__PROBLEM STATEMENT__
Transcribe the records below exactly as they appear, omitting any pictures.

__RAW RECORDS__
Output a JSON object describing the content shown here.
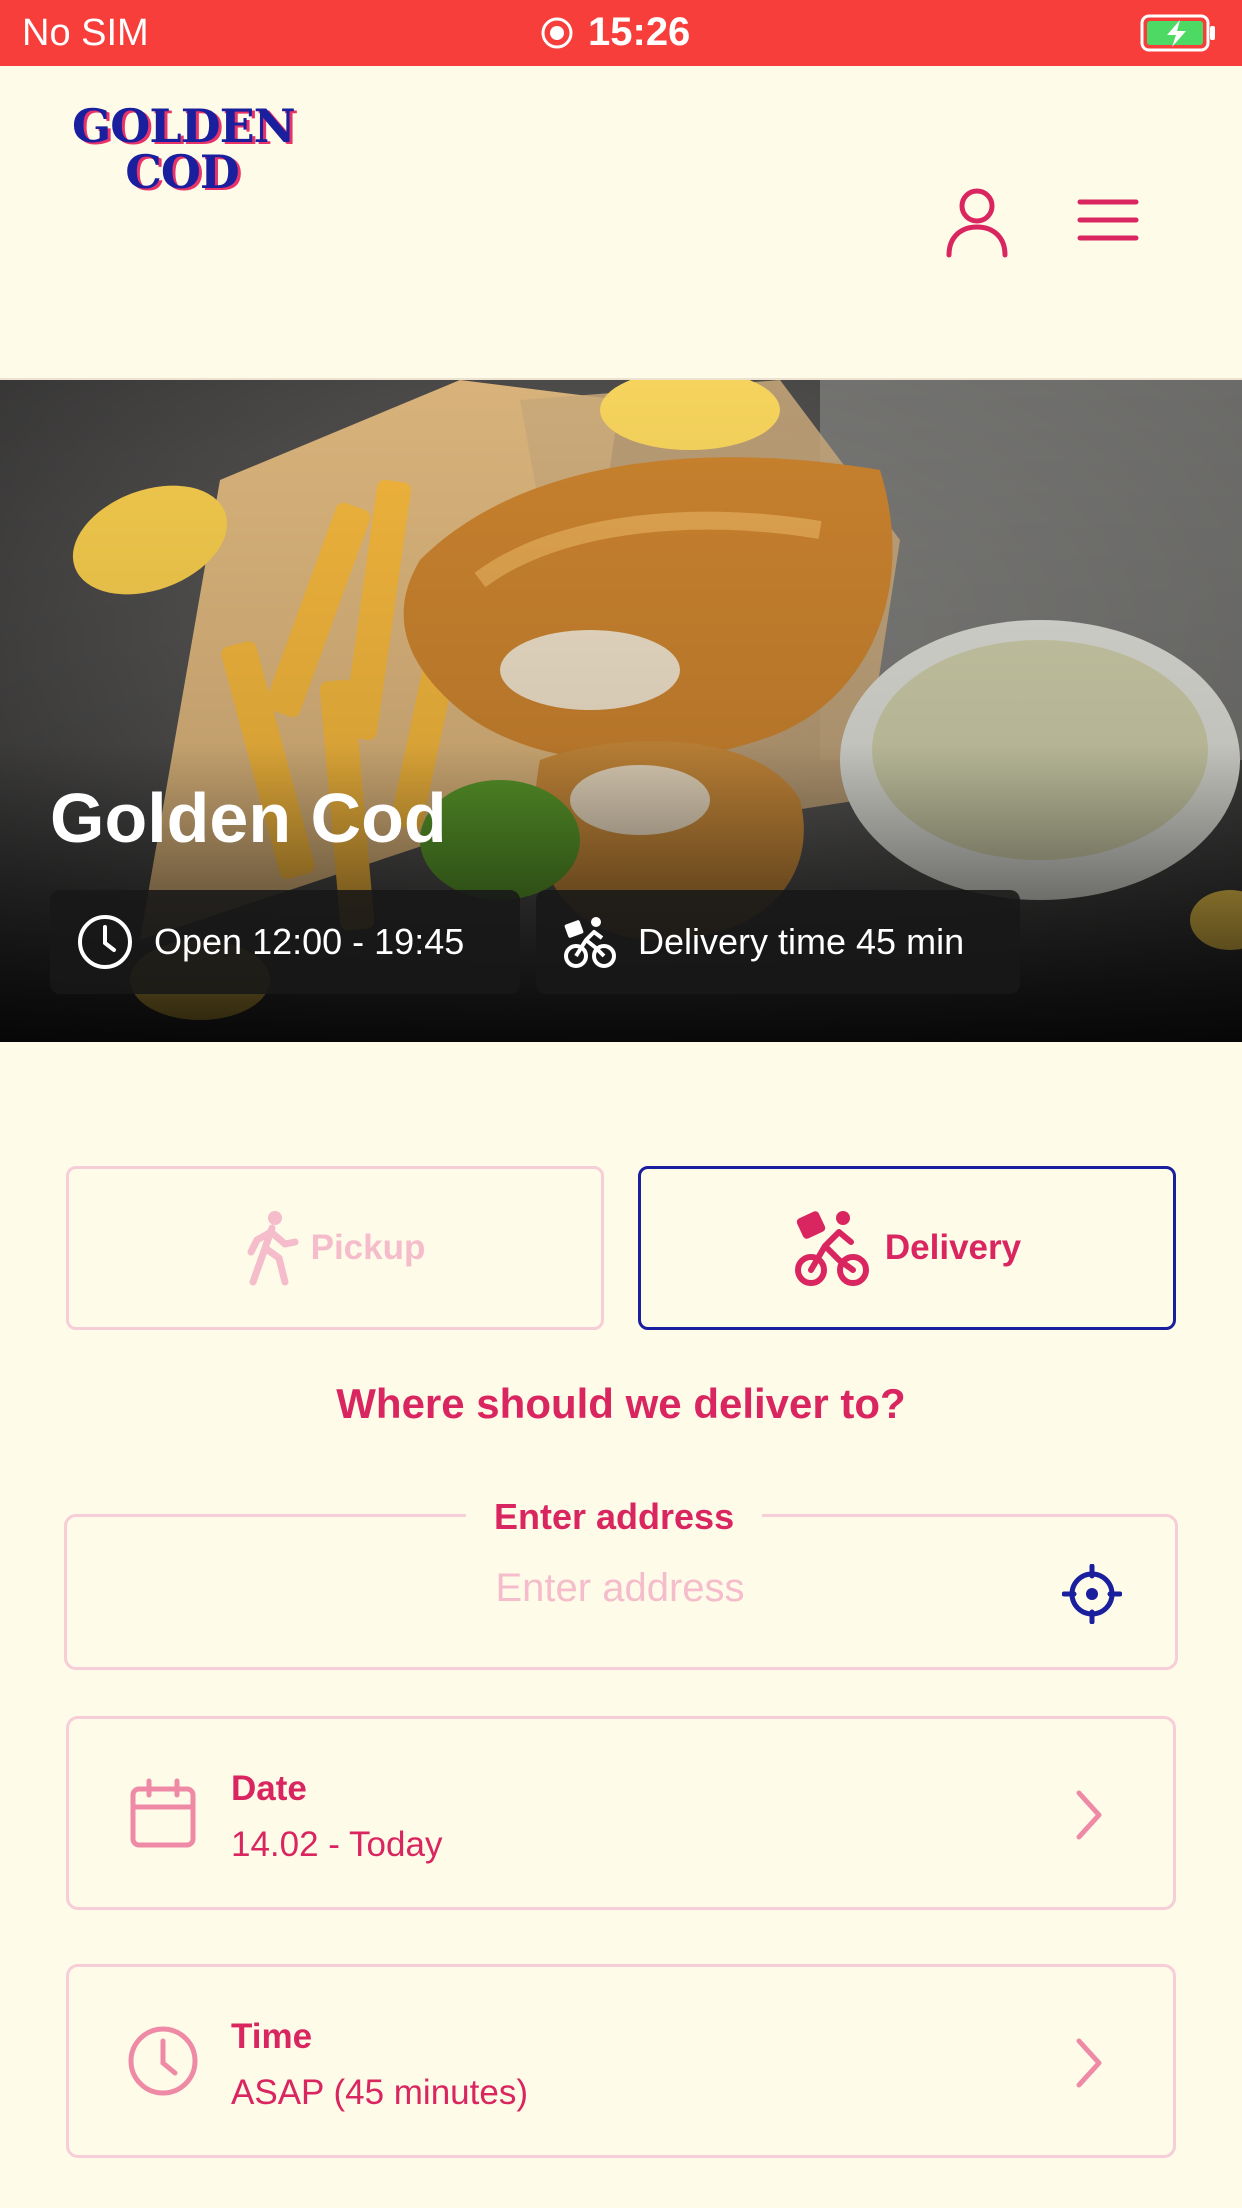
{
  "status_bar": {
    "carrier": "No SIM",
    "time": "15:26"
  },
  "header": {
    "logo_line1": "GOLDEN",
    "logo_line2": "COD"
  },
  "hero": {
    "title": "Golden Cod",
    "hours": "Open 12:00 - 19:45",
    "delivery_time": "Delivery time 45 min"
  },
  "mode": {
    "pickup_label": "Pickup",
    "delivery_label": "Delivery",
    "selected": "Delivery"
  },
  "form": {
    "question": "Where should we deliver to?",
    "address_label": "Enter address",
    "address_placeholder": "Enter address",
    "address_value": ""
  },
  "date_picker": {
    "label": "Date",
    "value": "14.02 - Today"
  },
  "time_picker": {
    "label": "Time",
    "value": "ASAP (45 minutes)"
  },
  "colors": {
    "status_bar": "#f73e3b",
    "background": "#fefbe8",
    "accent_pink": "#d92560",
    "accent_navy": "#1a1f9e",
    "border_light": "#f7cdd7"
  },
  "icons": [
    "record-icon",
    "battery-charging-icon",
    "user-icon",
    "hamburger-menu-icon",
    "clock-icon",
    "bicycle-icon",
    "walking-person-icon",
    "delivery-bike-icon",
    "crosshair-icon",
    "calendar-icon",
    "chevron-right-icon"
  ]
}
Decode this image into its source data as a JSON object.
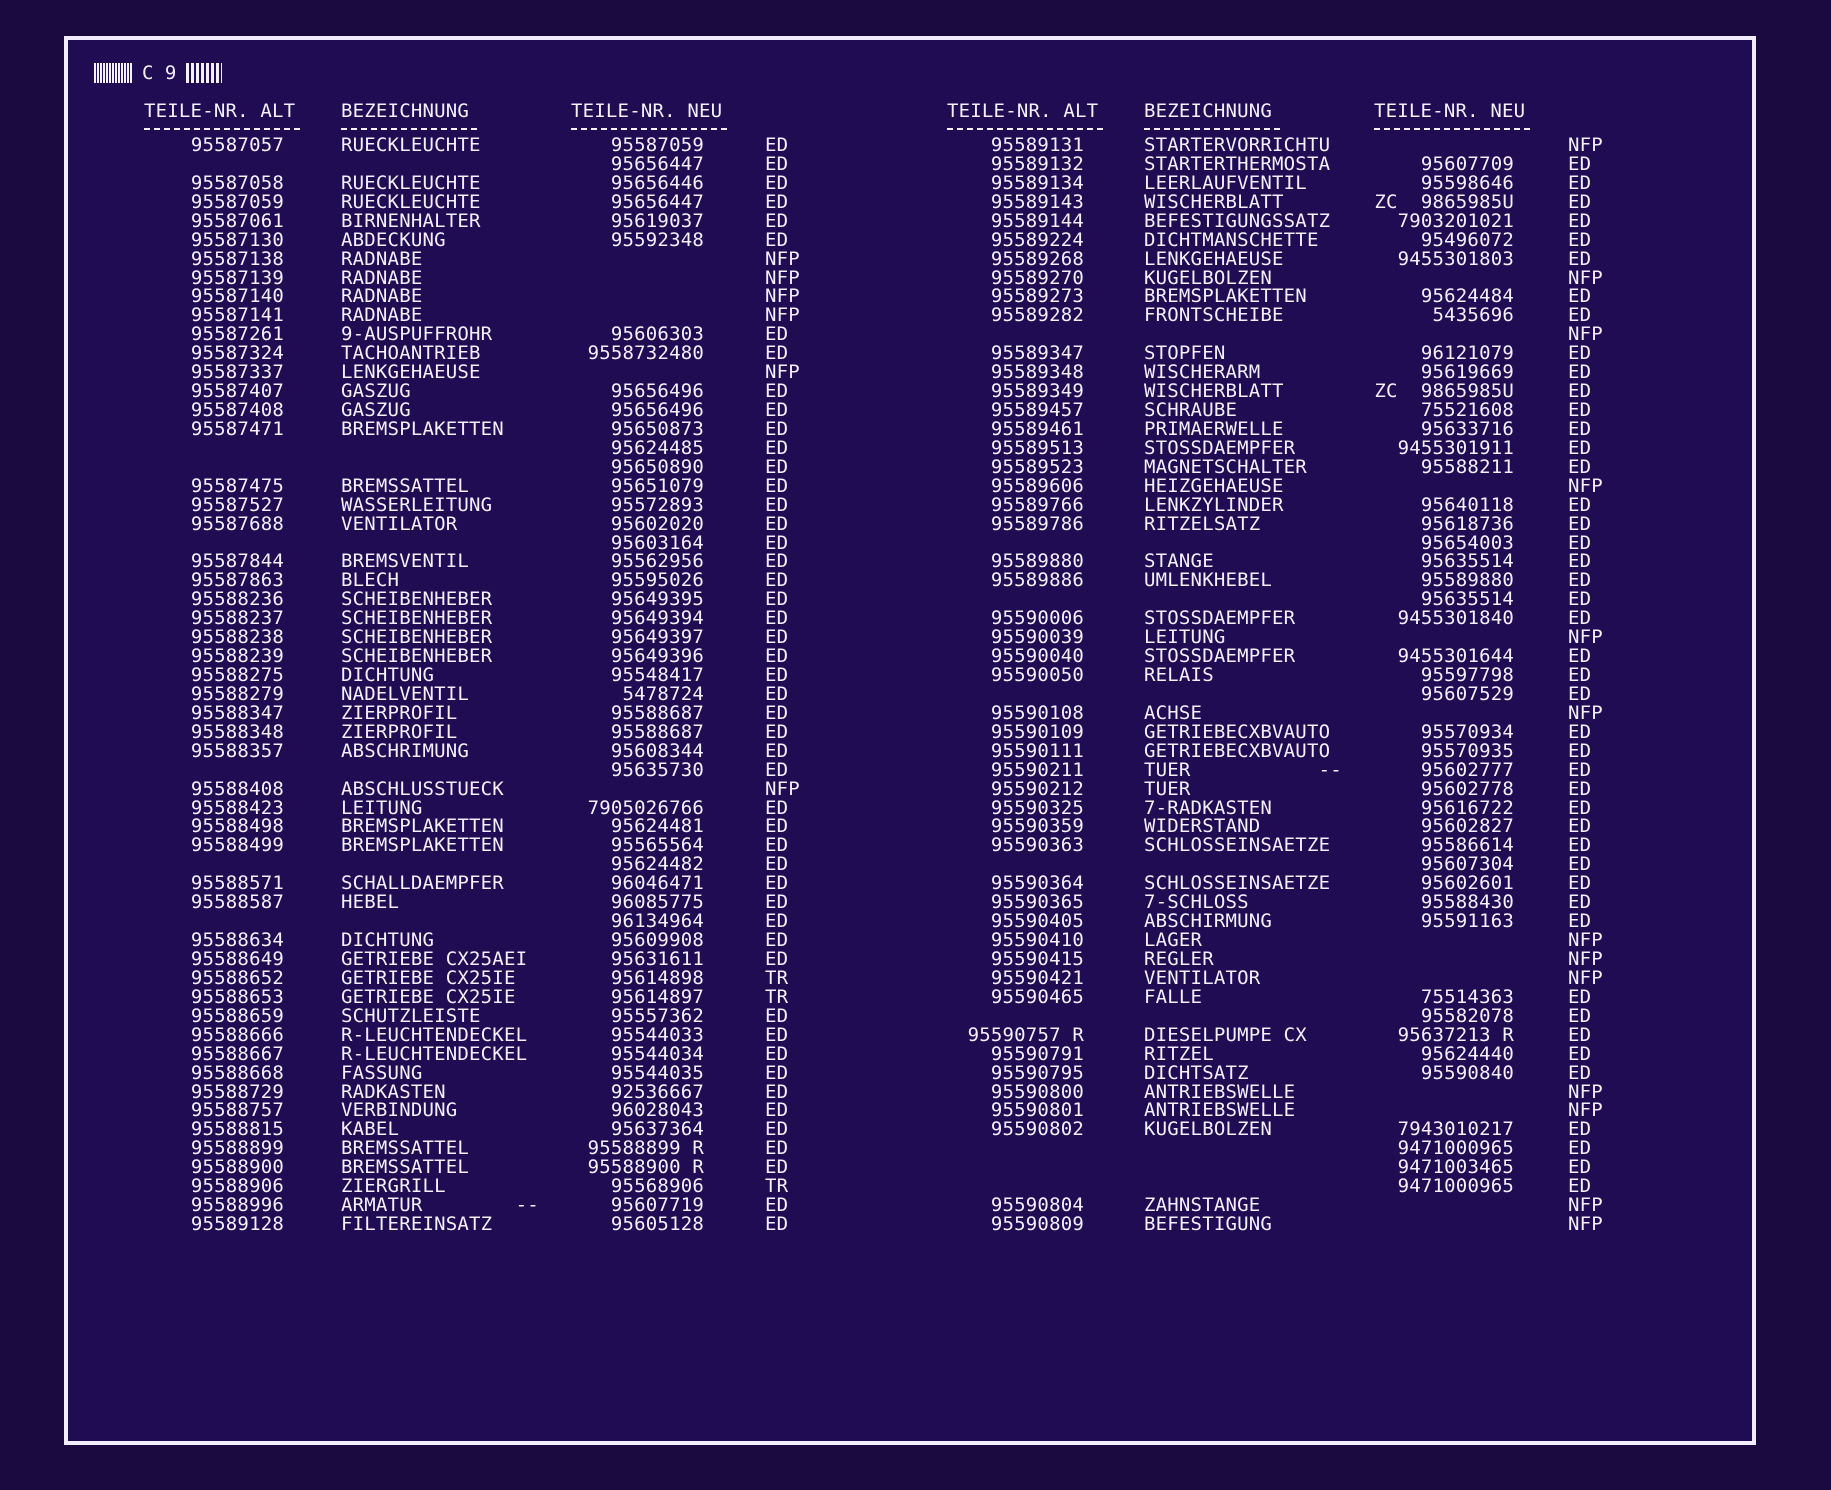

__EXERCISE RESPONSE__
Output a JSON object describing the content shown here.
{
  "status_bar": {
    "carrier": "No SIM",
    "time": "15:26"
  },
  "header": {
    "logo_line1": "GOLDEN",
    "logo_line2": "COD"
  },
  "hero": {
    "title": "Golden Cod",
    "hours": "Open 12:00 - 19:45",
    "delivery_time": "Delivery time 45 min"
  },
  "mode": {
    "pickup_label": "Pickup",
    "delivery_label": "Delivery",
    "selected": "Delivery"
  },
  "form": {
    "question": "Where should we deliver to?",
    "address_label": "Enter address",
    "address_placeholder": "Enter address",
    "address_value": ""
  },
  "date_picker": {
    "label": "Date",
    "value": "14.02 - Today"
  },
  "time_picker": {
    "label": "Time",
    "value": "ASAP (45 minutes)"
  },
  "colors": {
    "status_bar": "#f73e3b",
    "background": "#fefbe8",
    "accent_pink": "#d92560",
    "accent_navy": "#1a1f9e",
    "border_light": "#f7cdd7"
  },
  "icons": [
    "record-icon",
    "battery-charging-icon",
    "user-icon",
    "hamburger-menu-icon",
    "clock-icon",
    "bicycle-icon",
    "walking-person-icon",
    "delivery-bike-icon",
    "crosshair-icon",
    "calendar-icon",
    "chevron-right-icon"
  ]
}
Decode this image into its source data as a JSON object.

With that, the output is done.